Aim: Copy out the listing lines that start with the line containing "data-point-sea bbox=[681, 521, 699, 539]" and go on through the line containing "data-point-cam bbox=[136, 328, 154, 346]". Swap "gridline" for "grid line" and change nothing else.

Data listing
________

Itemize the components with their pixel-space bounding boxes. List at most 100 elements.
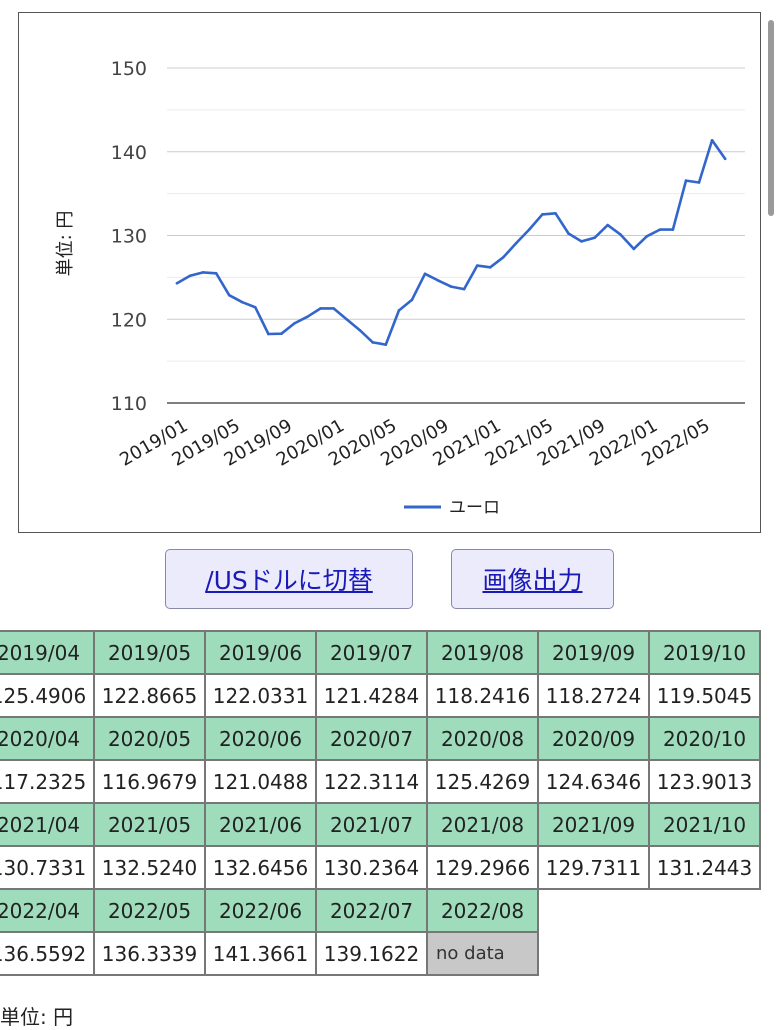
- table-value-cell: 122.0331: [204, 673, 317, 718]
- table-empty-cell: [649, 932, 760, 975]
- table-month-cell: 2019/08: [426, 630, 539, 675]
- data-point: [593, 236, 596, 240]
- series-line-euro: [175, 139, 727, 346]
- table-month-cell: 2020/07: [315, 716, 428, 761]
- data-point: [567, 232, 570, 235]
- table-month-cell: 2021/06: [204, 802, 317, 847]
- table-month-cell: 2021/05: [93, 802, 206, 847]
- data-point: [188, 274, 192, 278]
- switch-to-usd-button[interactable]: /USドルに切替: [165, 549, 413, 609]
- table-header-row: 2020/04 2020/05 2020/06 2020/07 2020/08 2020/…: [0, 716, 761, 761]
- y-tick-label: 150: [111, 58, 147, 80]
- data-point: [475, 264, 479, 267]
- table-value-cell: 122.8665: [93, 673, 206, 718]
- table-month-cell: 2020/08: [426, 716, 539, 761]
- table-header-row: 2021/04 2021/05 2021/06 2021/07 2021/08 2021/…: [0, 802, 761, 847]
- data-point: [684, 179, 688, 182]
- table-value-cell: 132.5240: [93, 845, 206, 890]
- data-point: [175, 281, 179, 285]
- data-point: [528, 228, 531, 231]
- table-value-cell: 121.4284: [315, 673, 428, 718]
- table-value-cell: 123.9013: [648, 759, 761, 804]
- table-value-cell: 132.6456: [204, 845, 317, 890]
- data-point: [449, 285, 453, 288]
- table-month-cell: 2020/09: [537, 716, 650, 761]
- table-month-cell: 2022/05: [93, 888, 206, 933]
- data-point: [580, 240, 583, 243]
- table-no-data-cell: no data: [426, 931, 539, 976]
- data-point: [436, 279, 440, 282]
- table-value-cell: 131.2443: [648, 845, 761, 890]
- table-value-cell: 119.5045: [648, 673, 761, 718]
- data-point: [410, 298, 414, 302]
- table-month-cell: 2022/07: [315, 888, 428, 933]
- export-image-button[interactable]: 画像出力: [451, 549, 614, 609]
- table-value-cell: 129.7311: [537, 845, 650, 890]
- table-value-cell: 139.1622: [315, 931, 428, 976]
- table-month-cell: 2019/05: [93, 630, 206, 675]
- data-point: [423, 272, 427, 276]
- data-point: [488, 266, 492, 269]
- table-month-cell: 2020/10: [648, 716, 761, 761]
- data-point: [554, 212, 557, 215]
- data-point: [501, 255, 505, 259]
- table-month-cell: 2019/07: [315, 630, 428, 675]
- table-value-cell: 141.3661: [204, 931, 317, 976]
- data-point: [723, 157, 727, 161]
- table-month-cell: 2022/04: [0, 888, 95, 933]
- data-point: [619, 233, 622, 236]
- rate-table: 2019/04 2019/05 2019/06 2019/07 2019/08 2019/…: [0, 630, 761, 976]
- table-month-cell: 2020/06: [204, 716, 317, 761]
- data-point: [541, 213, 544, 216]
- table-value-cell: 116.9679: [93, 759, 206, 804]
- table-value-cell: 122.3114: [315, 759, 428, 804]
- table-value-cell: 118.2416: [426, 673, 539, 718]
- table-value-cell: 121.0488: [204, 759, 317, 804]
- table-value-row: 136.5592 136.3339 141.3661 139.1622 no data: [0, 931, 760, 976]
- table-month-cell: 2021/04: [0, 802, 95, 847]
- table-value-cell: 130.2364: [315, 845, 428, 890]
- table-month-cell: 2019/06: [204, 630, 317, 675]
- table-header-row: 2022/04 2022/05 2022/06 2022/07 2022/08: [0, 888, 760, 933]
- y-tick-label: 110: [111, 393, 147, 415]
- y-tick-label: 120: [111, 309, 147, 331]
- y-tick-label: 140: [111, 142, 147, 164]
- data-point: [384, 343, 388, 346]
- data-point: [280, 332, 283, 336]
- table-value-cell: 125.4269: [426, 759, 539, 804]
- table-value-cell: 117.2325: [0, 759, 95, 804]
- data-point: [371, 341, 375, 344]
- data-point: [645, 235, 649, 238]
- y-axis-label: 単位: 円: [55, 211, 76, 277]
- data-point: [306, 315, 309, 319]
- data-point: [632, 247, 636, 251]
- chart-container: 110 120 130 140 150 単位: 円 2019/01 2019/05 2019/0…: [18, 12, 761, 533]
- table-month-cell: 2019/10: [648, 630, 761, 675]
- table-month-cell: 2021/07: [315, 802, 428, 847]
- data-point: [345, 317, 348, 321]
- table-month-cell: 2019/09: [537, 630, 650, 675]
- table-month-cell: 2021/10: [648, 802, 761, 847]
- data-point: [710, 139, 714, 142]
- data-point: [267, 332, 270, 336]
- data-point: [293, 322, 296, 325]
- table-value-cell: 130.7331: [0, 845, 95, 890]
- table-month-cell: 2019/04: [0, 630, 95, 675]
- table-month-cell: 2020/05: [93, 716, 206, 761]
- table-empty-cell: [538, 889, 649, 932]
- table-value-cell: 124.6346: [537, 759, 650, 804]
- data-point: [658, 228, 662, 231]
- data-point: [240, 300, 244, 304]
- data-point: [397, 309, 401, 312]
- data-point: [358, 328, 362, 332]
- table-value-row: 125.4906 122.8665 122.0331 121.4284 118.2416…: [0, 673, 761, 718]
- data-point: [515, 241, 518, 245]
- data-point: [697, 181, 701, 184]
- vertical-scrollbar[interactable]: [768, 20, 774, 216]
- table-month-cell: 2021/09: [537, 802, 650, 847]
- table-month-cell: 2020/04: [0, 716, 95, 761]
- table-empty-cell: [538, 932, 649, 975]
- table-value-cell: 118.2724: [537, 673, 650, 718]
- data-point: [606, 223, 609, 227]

________

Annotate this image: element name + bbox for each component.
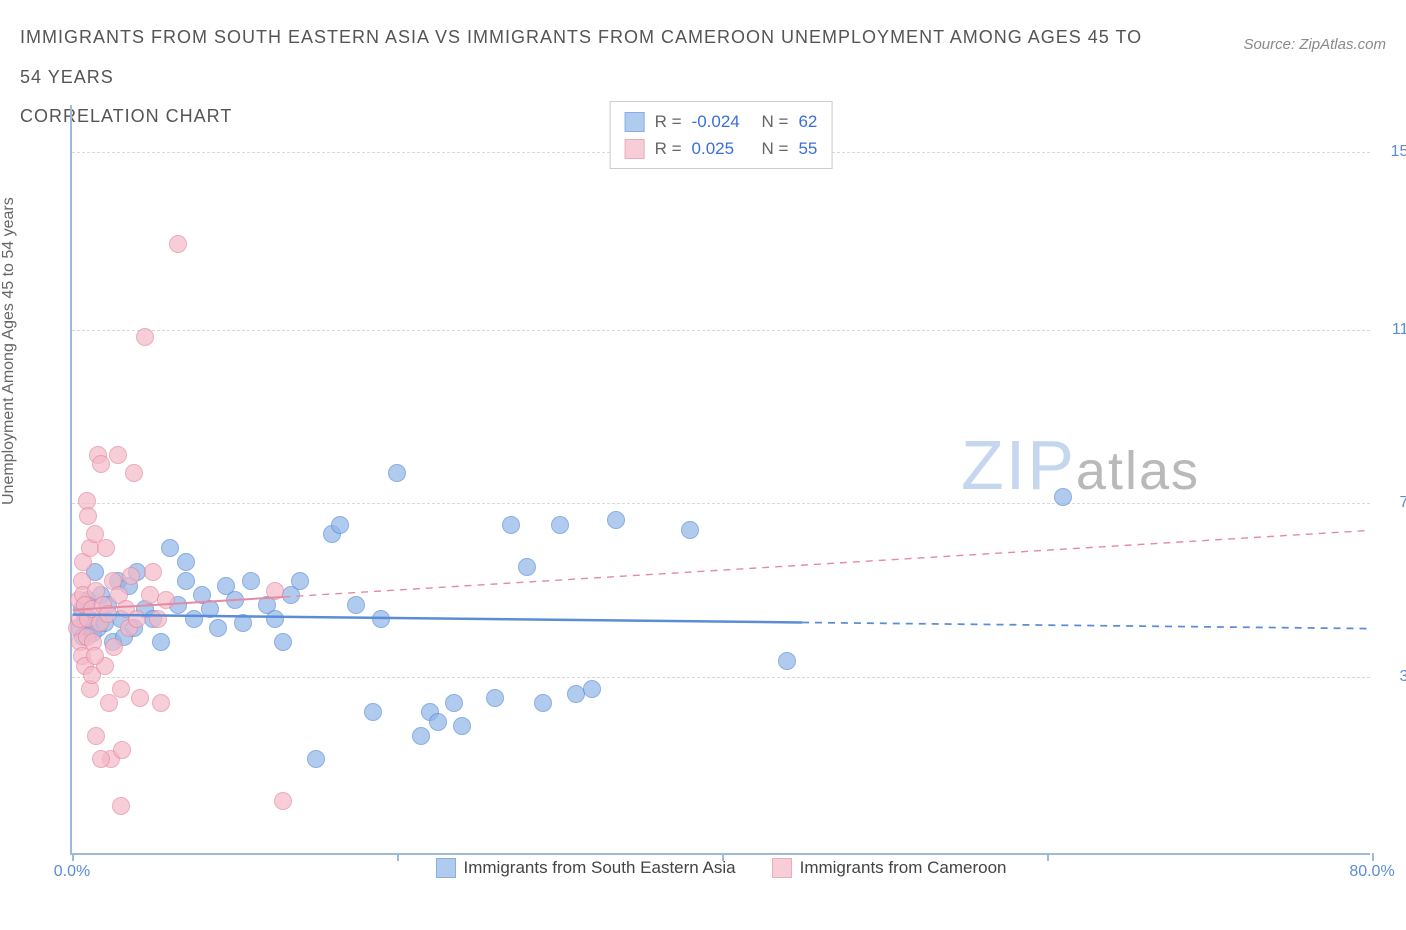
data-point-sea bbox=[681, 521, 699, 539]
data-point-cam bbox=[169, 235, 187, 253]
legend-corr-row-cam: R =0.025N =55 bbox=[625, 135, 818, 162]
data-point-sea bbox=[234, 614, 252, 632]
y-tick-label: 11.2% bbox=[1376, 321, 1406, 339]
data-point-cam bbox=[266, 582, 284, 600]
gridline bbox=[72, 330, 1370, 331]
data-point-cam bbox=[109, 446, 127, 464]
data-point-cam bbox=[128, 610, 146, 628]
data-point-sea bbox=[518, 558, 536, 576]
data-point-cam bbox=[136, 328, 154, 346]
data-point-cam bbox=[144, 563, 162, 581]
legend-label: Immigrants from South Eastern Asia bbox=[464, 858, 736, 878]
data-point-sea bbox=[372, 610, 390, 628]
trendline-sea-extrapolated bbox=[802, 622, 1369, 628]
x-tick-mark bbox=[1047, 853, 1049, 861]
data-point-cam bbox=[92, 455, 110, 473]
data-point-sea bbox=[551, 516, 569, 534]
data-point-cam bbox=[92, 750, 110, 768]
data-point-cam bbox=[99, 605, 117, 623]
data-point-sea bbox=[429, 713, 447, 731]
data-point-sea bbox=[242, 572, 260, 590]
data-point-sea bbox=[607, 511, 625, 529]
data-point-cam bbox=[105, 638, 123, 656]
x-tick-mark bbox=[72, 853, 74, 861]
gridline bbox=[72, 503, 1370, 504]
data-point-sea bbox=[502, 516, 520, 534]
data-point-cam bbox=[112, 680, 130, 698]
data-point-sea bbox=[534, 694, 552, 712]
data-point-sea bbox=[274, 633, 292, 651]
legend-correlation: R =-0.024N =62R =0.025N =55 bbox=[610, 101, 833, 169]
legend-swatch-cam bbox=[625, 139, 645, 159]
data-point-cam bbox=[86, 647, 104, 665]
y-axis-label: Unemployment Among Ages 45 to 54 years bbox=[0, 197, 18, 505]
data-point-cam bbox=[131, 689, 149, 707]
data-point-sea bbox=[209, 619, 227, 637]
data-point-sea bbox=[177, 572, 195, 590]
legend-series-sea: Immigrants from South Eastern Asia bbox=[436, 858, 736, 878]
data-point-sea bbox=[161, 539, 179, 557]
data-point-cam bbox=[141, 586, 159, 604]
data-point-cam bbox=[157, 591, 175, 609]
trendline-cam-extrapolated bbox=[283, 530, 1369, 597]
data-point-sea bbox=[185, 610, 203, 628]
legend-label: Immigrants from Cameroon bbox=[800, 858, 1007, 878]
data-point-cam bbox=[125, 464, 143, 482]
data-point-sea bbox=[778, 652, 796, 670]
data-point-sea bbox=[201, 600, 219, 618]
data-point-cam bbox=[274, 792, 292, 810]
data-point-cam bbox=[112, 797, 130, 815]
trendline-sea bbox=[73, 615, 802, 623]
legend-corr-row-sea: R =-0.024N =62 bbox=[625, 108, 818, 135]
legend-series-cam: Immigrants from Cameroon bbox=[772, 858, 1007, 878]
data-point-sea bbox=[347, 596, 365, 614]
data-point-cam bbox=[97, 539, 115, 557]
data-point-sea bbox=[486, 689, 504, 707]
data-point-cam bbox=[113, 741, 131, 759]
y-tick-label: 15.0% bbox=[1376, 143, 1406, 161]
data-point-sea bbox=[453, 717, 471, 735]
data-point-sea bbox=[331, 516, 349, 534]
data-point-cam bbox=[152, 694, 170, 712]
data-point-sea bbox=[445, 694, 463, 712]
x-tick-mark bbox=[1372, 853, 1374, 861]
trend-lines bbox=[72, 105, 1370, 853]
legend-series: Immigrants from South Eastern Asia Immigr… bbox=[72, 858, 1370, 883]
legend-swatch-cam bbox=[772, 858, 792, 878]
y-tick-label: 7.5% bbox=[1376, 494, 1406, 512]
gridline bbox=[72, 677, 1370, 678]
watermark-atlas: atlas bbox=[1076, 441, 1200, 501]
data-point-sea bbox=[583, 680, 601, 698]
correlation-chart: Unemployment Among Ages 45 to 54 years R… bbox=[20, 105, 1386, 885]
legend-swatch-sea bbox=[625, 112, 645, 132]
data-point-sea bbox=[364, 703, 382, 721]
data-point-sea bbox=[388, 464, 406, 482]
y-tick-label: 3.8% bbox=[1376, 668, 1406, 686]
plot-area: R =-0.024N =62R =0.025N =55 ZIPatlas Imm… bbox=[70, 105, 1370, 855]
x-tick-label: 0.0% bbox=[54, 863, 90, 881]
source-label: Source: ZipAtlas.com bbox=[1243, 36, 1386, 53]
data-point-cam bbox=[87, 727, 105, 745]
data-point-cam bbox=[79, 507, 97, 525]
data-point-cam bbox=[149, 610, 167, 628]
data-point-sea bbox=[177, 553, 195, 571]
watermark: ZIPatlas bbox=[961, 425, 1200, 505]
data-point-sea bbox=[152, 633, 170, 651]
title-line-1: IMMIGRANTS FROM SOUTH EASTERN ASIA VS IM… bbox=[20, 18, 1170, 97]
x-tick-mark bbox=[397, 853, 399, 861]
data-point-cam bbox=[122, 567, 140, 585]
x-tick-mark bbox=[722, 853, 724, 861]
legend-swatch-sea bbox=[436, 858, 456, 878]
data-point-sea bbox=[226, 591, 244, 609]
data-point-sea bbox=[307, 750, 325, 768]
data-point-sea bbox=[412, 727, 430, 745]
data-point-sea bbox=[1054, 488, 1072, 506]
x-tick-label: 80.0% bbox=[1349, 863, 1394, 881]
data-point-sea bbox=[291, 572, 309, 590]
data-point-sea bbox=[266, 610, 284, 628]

________

Correct answer:
data-point-sea bbox=[681, 521, 699, 539]
data-point-cam bbox=[169, 235, 187, 253]
legend-corr-row-cam: R =0.025N =55 bbox=[625, 135, 818, 162]
data-point-sea bbox=[234, 614, 252, 632]
y-tick-label: 11.2% bbox=[1376, 321, 1406, 339]
data-point-cam bbox=[266, 582, 284, 600]
grid line bbox=[72, 330, 1370, 331]
data-point-cam bbox=[109, 446, 127, 464]
data-point-cam bbox=[128, 610, 146, 628]
data-point-sea bbox=[518, 558, 536, 576]
data-point-cam bbox=[136, 328, 154, 346]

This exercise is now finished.